= EXERCISE GOAL =
List each line of the data that holds the word "财政拨款收入".

--- MATERIAL ---

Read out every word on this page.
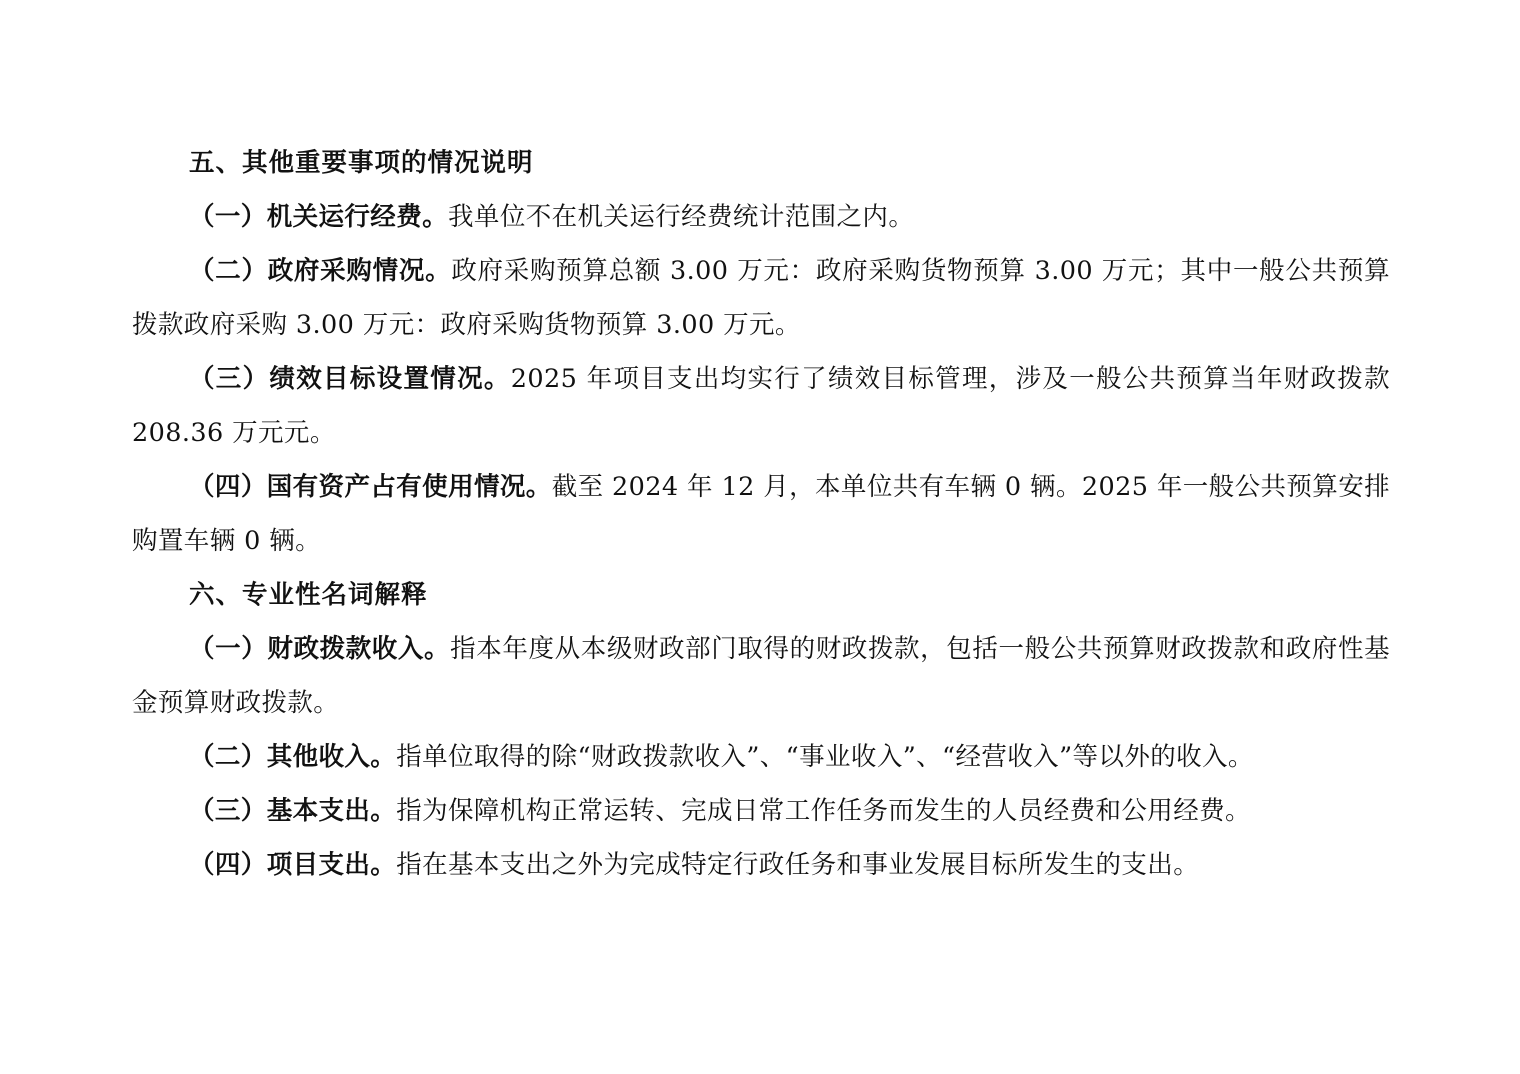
五、其他重要事项的情况说明

（一）机关运行经费。我单位不在机关运行经费统计范围之内。

（二）政府采购情况。政府采购预算总额 3.00 万元：政府采购货物预算 3.00 万元；其中一般公共预算拨款政府采购 3.00 万元：政府采购货物预算 3.00 万元。

（三）绩效目标设置情况。2025 年项目支出均实行了绩效目标管理，涉及一般公共预算当年财政拨款 208.36 万元元。

（四）国有资产占有使用情况。截至 2024 年 12 月，本单位共有车辆 0 辆。2025 年一般公共预算安排购置车辆 0 辆。

六、专业性名词解释

（一）财政拨款收入。指本年度从本级财政部门取得的财政拨款，包括一般公共预算财政拨款和政府性基金预算财政拨款。

（二）其他收入。指单位取得的除“财政拨款收入”、“事业收入”、“经营收入”等以外的收入。

（三）基本支出。指为保障机构正常运转、完成日常工作任务而发生的人员经费和公用经费。

（四）项目支出。指在基本支出之外为完成特定行政任务和事业发展目标所发生的支出。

---

= IN RESPONSE =
（一）财政拨款收入。指本年度从本级财政部门取得的财政拨款，包括一般公共预算财政拨款和政府性基金预算财政拨款。
（二）其他收入。指单位取得的除“财政拨款收入”、“事业收入”、“经营收入”等以外的收入。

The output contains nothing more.